REQUIRED WORK:
Copy out the listing that follows exactly, dropping every picture.

DATA FOR THE TASK:
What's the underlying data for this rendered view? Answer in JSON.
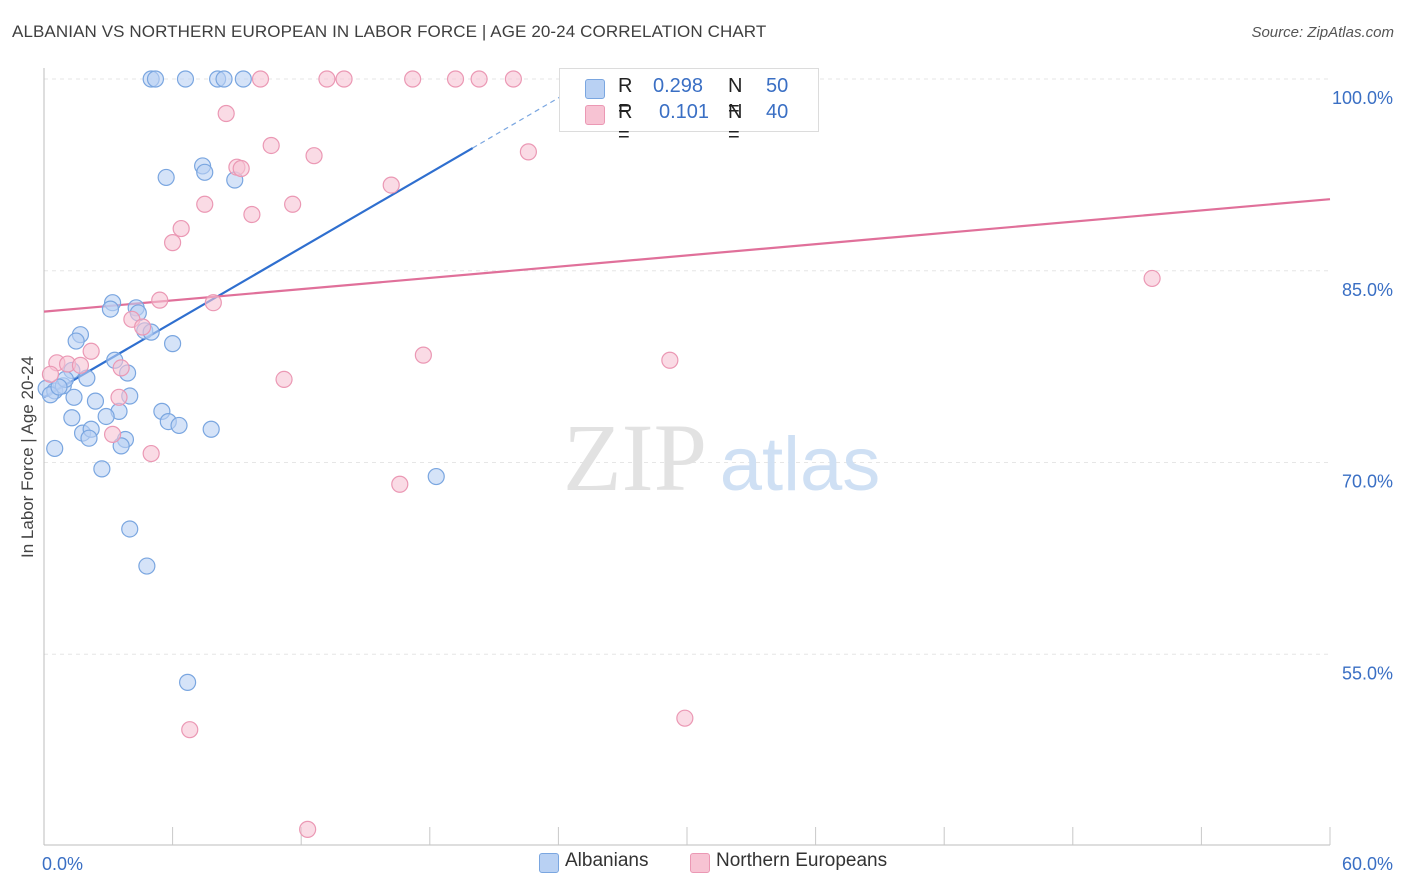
{
  "title": "ALBANIAN VS NORTHERN EUROPEAN IN LABOR FORCE | AGE 20-24 CORRELATION CHART",
  "source": "Source: ZipAtlas.com",
  "watermark": {
    "zip": "ZIP",
    "atlas": "atlas"
  },
  "stats": [
    {
      "r_label": "R =",
      "r_value": "0.298",
      "n_label": "N =",
      "n_value": "50"
    },
    {
      "r_label": "R =",
      "r_value": "0.101",
      "n_label": "N =",
      "n_value": "40"
    }
  ],
  "legend": {
    "albanians": "Albanians",
    "northern_europeans": "Northern Europeans"
  },
  "colors": {
    "blue_fill": "#b9d1f3",
    "blue_stroke": "#7aa6e0",
    "blue_line": "#2f6fcf",
    "pink_fill": "#f7c3d3",
    "pink_stroke": "#eb98b4",
    "pink_line": "#e0709a",
    "axis_label": "#3a6fc4",
    "grid": "#e6e6e6"
  },
  "chart_data": {
    "type": "scatter",
    "title": "ALBANIAN VS NORTHERN EUROPEAN IN LABOR FORCE | AGE 20-24 CORRELATION CHART",
    "xlabel": "",
    "ylabel": "In Labor Force | Age 20-24",
    "xlim": [
      0,
      60
    ],
    "ylim": [
      40,
      101
    ],
    "x_tick_labels": [
      "0.0%",
      "60.0%"
    ],
    "y_ticks": [
      55,
      70,
      85,
      100
    ],
    "y_tick_labels": [
      "55.0%",
      "70.0%",
      "85.0%",
      "100.0%"
    ],
    "series": [
      {
        "name": "Albanians",
        "r": 0.298,
        "n": 50,
        "trend": {
          "x0": 0,
          "y0": 75.1,
          "x1": 20,
          "y1": 94.6,
          "dash_to_x": 25,
          "dash_to_y": 99.5
        },
        "points": [
          [
            5.0,
            100
          ],
          [
            5.2,
            100
          ],
          [
            6.6,
            100
          ],
          [
            8.1,
            100
          ],
          [
            8.4,
            100
          ],
          [
            9.3,
            100
          ],
          [
            5.7,
            92.3
          ],
          [
            7.4,
            93.2
          ],
          [
            7.5,
            92.7
          ],
          [
            8.9,
            92.1
          ],
          [
            3.2,
            82.5
          ],
          [
            3.1,
            82.0
          ],
          [
            4.3,
            82.1
          ],
          [
            4.4,
            81.7
          ],
          [
            4.7,
            80.3
          ],
          [
            5.0,
            80.2
          ],
          [
            6.0,
            79.3
          ],
          [
            1.7,
            80.0
          ],
          [
            1.5,
            79.5
          ],
          [
            3.3,
            78.0
          ],
          [
            1.3,
            77.2
          ],
          [
            3.9,
            77.0
          ],
          [
            2.0,
            76.6
          ],
          [
            0.1,
            75.8
          ],
          [
            0.5,
            75.6
          ],
          [
            0.9,
            76.0
          ],
          [
            1.0,
            76.5
          ],
          [
            0.3,
            75.3
          ],
          [
            0.7,
            75.9
          ],
          [
            1.4,
            75.1
          ],
          [
            2.4,
            74.8
          ],
          [
            4.0,
            75.2
          ],
          [
            3.5,
            74.0
          ],
          [
            2.9,
            73.6
          ],
          [
            1.3,
            73.5
          ],
          [
            5.5,
            74.0
          ],
          [
            5.8,
            73.2
          ],
          [
            6.3,
            72.9
          ],
          [
            7.8,
            72.6
          ],
          [
            1.8,
            72.3
          ],
          [
            2.2,
            72.6
          ],
          [
            2.1,
            71.9
          ],
          [
            3.8,
            71.8
          ],
          [
            3.6,
            71.3
          ],
          [
            0.5,
            71.1
          ],
          [
            2.7,
            69.5
          ],
          [
            18.3,
            68.9
          ],
          [
            4.0,
            64.8
          ],
          [
            4.8,
            61.9
          ],
          [
            6.7,
            52.8
          ]
        ]
      },
      {
        "name": "Northern Europeans",
        "r": 0.101,
        "n": 40,
        "trend": {
          "x0": 0,
          "y0": 81.8,
          "x1": 60,
          "y1": 90.6
        },
        "points": [
          [
            10.1,
            100
          ],
          [
            13.2,
            100
          ],
          [
            14.0,
            100
          ],
          [
            17.2,
            100
          ],
          [
            19.2,
            100
          ],
          [
            20.3,
            100
          ],
          [
            21.9,
            100
          ],
          [
            8.5,
            97.3
          ],
          [
            10.6,
            94.8
          ],
          [
            12.6,
            94.0
          ],
          [
            22.6,
            94.3
          ],
          [
            9.0,
            93.1
          ],
          [
            9.2,
            93.0
          ],
          [
            16.2,
            91.7
          ],
          [
            7.5,
            90.2
          ],
          [
            11.6,
            90.2
          ],
          [
            9.7,
            89.4
          ],
          [
            6.4,
            88.3
          ],
          [
            6.0,
            87.2
          ],
          [
            51.7,
            84.4
          ],
          [
            5.4,
            82.7
          ],
          [
            7.9,
            82.5
          ],
          [
            4.1,
            81.2
          ],
          [
            4.6,
            80.6
          ],
          [
            2.2,
            78.7
          ],
          [
            17.7,
            78.4
          ],
          [
            29.2,
            78.0
          ],
          [
            0.6,
            77.8
          ],
          [
            1.1,
            77.7
          ],
          [
            1.7,
            77.6
          ],
          [
            3.6,
            77.4
          ],
          [
            0.3,
            76.9
          ],
          [
            11.2,
            76.5
          ],
          [
            3.5,
            75.1
          ],
          [
            3.2,
            72.2
          ],
          [
            5.0,
            70.7
          ],
          [
            16.6,
            68.3
          ],
          [
            29.9,
            50.0
          ],
          [
            6.8,
            49.1
          ],
          [
            12.3,
            41.3
          ]
        ]
      }
    ]
  }
}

THE RESPONSE:
What's the underlying data for this rendered view? Answer in JSON.
{
  "title": "ALBANIAN VS NORTHERN EUROPEAN IN LABOR FORCE | AGE 20-24 CORRELATION CHART",
  "source": "Source: ZipAtlas.com",
  "watermark": {
    "zip": "ZIP",
    "atlas": "atlas"
  },
  "stats": [
    {
      "r_label": "R =",
      "r_value": "0.298",
      "n_label": "N =",
      "n_value": "50"
    },
    {
      "r_label": "R =",
      "r_value": "0.101",
      "n_label": "N =",
      "n_value": "40"
    }
  ],
  "legend": {
    "albanians": "Albanians",
    "northern_europeans": "Northern Europeans"
  },
  "colors": {
    "blue_fill": "#b9d1f3",
    "blue_stroke": "#7aa6e0",
    "blue_line": "#2f6fcf",
    "pink_fill": "#f7c3d3",
    "pink_stroke": "#eb98b4",
    "pink_line": "#e0709a",
    "axis_label": "#3a6fc4",
    "grid": "#e6e6e6"
  },
  "chart_data": {
    "type": "scatter",
    "title": "ALBANIAN VS NORTHERN EUROPEAN IN LABOR FORCE | AGE 20-24 CORRELATION CHART",
    "xlabel": "",
    "ylabel": "In Labor Force | Age 20-24",
    "xlim": [
      0,
      60
    ],
    "ylim": [
      40,
      101
    ],
    "x_tick_labels": [
      "0.0%",
      "60.0%"
    ],
    "y_ticks": [
      55,
      70,
      85,
      100
    ],
    "y_tick_labels": [
      "55.0%",
      "70.0%",
      "85.0%",
      "100.0%"
    ],
    "series": [
      {
        "name": "Albanians",
        "r": 0.298,
        "n": 50,
        "trend": {
          "x0": 0,
          "y0": 75.1,
          "x1": 20,
          "y1": 94.6,
          "dash_to_x": 25,
          "dash_to_y": 99.5
        },
        "points": [
          [
            5.0,
            100
          ],
          [
            5.2,
            100
          ],
          [
            6.6,
            100
          ],
          [
            8.1,
            100
          ],
          [
            8.4,
            100
          ],
          [
            9.3,
            100
          ],
          [
            5.7,
            92.3
          ],
          [
            7.4,
            93.2
          ],
          [
            7.5,
            92.7
          ],
          [
            8.9,
            92.1
          ],
          [
            3.2,
            82.5
          ],
          [
            3.1,
            82.0
          ],
          [
            4.3,
            82.1
          ],
          [
            4.4,
            81.7
          ],
          [
            4.7,
            80.3
          ],
          [
            5.0,
            80.2
          ],
          [
            6.0,
            79.3
          ],
          [
            1.7,
            80.0
          ],
          [
            1.5,
            79.5
          ],
          [
            3.3,
            78.0
          ],
          [
            1.3,
            77.2
          ],
          [
            3.9,
            77.0
          ],
          [
            2.0,
            76.6
          ],
          [
            0.1,
            75.8
          ],
          [
            0.5,
            75.6
          ],
          [
            0.9,
            76.0
          ],
          [
            1.0,
            76.5
          ],
          [
            0.3,
            75.3
          ],
          [
            0.7,
            75.9
          ],
          [
            1.4,
            75.1
          ],
          [
            2.4,
            74.8
          ],
          [
            4.0,
            75.2
          ],
          [
            3.5,
            74.0
          ],
          [
            2.9,
            73.6
          ],
          [
            1.3,
            73.5
          ],
          [
            5.5,
            74.0
          ],
          [
            5.8,
            73.2
          ],
          [
            6.3,
            72.9
          ],
          [
            7.8,
            72.6
          ],
          [
            1.8,
            72.3
          ],
          [
            2.2,
            72.6
          ],
          [
            2.1,
            71.9
          ],
          [
            3.8,
            71.8
          ],
          [
            3.6,
            71.3
          ],
          [
            0.5,
            71.1
          ],
          [
            2.7,
            69.5
          ],
          [
            18.3,
            68.9
          ],
          [
            4.0,
            64.8
          ],
          [
            4.8,
            61.9
          ],
          [
            6.7,
            52.8
          ]
        ]
      },
      {
        "name": "Northern Europeans",
        "r": 0.101,
        "n": 40,
        "trend": {
          "x0": 0,
          "y0": 81.8,
          "x1": 60,
          "y1": 90.6
        },
        "points": [
          [
            10.1,
            100
          ],
          [
            13.2,
            100
          ],
          [
            14.0,
            100
          ],
          [
            17.2,
            100
          ],
          [
            19.2,
            100
          ],
          [
            20.3,
            100
          ],
          [
            21.9,
            100
          ],
          [
            8.5,
            97.3
          ],
          [
            10.6,
            94.8
          ],
          [
            12.6,
            94.0
          ],
          [
            22.6,
            94.3
          ],
          [
            9.0,
            93.1
          ],
          [
            9.2,
            93.0
          ],
          [
            16.2,
            91.7
          ],
          [
            7.5,
            90.2
          ],
          [
            11.6,
            90.2
          ],
          [
            9.7,
            89.4
          ],
          [
            6.4,
            88.3
          ],
          [
            6.0,
            87.2
          ],
          [
            51.7,
            84.4
          ],
          [
            5.4,
            82.7
          ],
          [
            7.9,
            82.5
          ],
          [
            4.1,
            81.2
          ],
          [
            4.6,
            80.6
          ],
          [
            2.2,
            78.7
          ],
          [
            17.7,
            78.4
          ],
          [
            29.2,
            78.0
          ],
          [
            0.6,
            77.8
          ],
          [
            1.1,
            77.7
          ],
          [
            1.7,
            77.6
          ],
          [
            3.6,
            77.4
          ],
          [
            0.3,
            76.9
          ],
          [
            11.2,
            76.5
          ],
          [
            3.5,
            75.1
          ],
          [
            3.2,
            72.2
          ],
          [
            5.0,
            70.7
          ],
          [
            16.6,
            68.3
          ],
          [
            29.9,
            50.0
          ],
          [
            6.8,
            49.1
          ],
          [
            12.3,
            41.3
          ]
        ]
      }
    ]
  }
}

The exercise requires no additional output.